Stated goal: Each entry must be reproduced precisely as it stands.

Data for this task:
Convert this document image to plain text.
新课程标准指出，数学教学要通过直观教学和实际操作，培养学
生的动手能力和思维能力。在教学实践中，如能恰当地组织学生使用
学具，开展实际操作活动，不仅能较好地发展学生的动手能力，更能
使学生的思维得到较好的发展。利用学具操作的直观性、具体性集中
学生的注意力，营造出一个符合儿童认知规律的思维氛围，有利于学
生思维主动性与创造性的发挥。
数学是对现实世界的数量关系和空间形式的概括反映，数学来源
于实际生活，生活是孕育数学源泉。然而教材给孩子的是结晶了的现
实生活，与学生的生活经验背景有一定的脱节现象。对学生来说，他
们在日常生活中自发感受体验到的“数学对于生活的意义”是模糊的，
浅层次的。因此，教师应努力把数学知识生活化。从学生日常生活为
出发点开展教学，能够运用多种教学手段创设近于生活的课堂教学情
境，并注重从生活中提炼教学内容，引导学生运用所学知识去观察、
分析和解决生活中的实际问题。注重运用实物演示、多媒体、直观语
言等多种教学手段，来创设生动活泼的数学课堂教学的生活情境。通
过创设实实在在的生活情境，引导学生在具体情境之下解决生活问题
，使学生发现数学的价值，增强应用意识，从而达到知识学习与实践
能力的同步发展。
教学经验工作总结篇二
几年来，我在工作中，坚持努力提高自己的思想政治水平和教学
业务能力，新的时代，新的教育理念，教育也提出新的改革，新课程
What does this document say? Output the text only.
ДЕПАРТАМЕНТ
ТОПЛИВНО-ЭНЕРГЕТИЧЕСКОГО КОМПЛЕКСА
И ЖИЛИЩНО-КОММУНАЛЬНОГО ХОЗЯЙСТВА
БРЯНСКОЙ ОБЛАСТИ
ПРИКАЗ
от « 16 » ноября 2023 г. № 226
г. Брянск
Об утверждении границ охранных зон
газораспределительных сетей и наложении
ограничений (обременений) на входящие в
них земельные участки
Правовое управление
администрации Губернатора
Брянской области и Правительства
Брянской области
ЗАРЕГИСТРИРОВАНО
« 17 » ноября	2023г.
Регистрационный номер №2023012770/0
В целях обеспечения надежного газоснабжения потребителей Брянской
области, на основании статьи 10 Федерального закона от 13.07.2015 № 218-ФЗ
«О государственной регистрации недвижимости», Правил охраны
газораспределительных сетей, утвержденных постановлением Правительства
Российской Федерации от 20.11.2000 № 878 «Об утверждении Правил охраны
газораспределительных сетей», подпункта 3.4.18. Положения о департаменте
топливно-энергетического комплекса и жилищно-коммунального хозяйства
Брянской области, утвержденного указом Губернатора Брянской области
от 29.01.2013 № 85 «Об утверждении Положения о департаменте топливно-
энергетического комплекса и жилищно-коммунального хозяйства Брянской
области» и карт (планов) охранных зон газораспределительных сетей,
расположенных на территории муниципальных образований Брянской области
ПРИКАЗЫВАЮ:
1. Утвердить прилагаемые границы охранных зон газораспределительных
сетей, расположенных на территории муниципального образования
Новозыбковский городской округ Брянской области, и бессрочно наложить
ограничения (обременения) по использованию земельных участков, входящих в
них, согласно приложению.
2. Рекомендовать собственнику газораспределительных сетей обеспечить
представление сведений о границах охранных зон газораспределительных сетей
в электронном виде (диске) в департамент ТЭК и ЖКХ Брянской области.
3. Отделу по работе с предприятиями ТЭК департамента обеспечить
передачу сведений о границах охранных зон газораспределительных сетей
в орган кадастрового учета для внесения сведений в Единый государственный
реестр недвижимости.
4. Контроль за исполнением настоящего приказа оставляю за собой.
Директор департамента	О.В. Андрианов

Expected answer:
Convert this document image to plain text.
新课程标准指出，数学教学要通过直观教学和实际操作，培养学
生的动手能力和思维能力。在教学实践中，如能恰当地组织学生使用
学具，开展实际操作活动，不仅能较好地发展学生的动手能力，更能
使学生的思维得到较好的发展。利用学具操作的直观性、具体性集中
学生的注意力，营造出一个符合儿童认知规律的思维氛围，有利于学
生思维主动性与创造性的发挥。
数学是对现实世界的数量关系和空间形式的概括反映，数学来源
于实际生活，生活是孕育数学源泉。然而教材给孩子的是结晶了的现
实生活，与学生的生活经验背景有一定的脱节现象。对学生来说，他
们在日常生活中自发感受体验到的“数学对于生活的意义”是模糊的，
浅层次的。因此，教师应努力把数学知识生活化。从学生日常生活为
出发点开展教学，能够运用多种教学手段创设近于生活的课堂教学情
境，并注重从生活中提炼教学内容，引导学生运用所学知识去观察、
分析和解决生活中的实际问题。注重运用实物演示、多媒体、直观语
言等多种教学手段，来创设生动活泼的数学课堂教学的生活情境。通
过创设实实在在的生活情境，引导学生在具体情境之下解决生活问题
，使学生发现数学的价值，增强应用意识，从而达到知识学习与实践
能力的同步发展。
教学经验工作总结篇二
几年来，我在工作中，坚持努力提高自己的思想政治水平和教学
业务能力，新的时代，新的教育理念，教育也提出新的改革，新课程
What does this document say? Output the text only.
ДЕПАРТАМЕНТ
ТОПЛИВНО-ЭНЕРГЕТИЧЕСКОГО КОМПЛЕКСА
И ЖИЛИЩНО-КОММУНАЛЬНОГО ХОЗЯЙСТВА
БРЯНСКОЙ ОБЛАСТИ
ПРИКАЗ
от « 16 » ноября 2023 г. № 226
г. Брянск
Об утверждении границ охранных зон
газораспределительных сетей и наложении
ограничений (обременений) на входящие в
них земельные участки
Правовое управление
администрации Губернатора
Брянской области и Правительства
Брянской области
ЗАРЕГИСТРИРОВАНО
« 17 » ноября	2023г.
Регистрационный номер №2023012770/0
В целях обеспечения надежного газоснабжения потребителей Брянской
области, на основании статьи 10 Федерального закона от 13.07.2015 № 218-ФЗ
«О государственной регистрации недвижимости», Правил охраны
газораспределительных сетей, утвержденных постановлением Правительства
Российской Федерации от 20.11.2000 № 878 «Об утверждении Правил охраны
газораспределительных сетей», подпункта 3.4.18. Положения о департаменте
топливно-энергетического комплекса и жилищно-коммунального хозяйства
Брянской области, утвержденного указом Губернатора Брянской области
от 29.01.2013 № 85 «Об утверждении Положения о департаменте топливно-
энергетического комплекса и жилищно-коммунального хозяйства Брянской
области» и карт (планов) охранных зон газораспределительных сетей,
расположенных на территории муниципальных образований Брянской области
ПРИКАЗЫВАЮ:
1. Утвердить прилагаемые границы охранных зон газораспределительных
сетей, расположенных на территории муниципального образования
Новозыбковский городской округ Брянской области, и бессрочно наложить
ограничения (обременения) по использованию земельных участков, входящих в
них, согласно приложению.
2. Рекомендовать собственнику газораспределительных сетей обеспечить
представление сведений о границах охранных зон газораспределительных сетей
в электронном виде (диске) в департамент ТЭК и ЖКХ Брянской области.
3. Отделу по работе с предприятиями ТЭК департамента обеспечить
передачу сведений о границах охранных зон газораспределительных сетей
в орган кадастрового учета для внесения сведений в Единый государственный
реестр недвижимости.
4. Контроль за исполнением настоящего приказа оставляю за собой.
Директор департамента	О.В. Андрианов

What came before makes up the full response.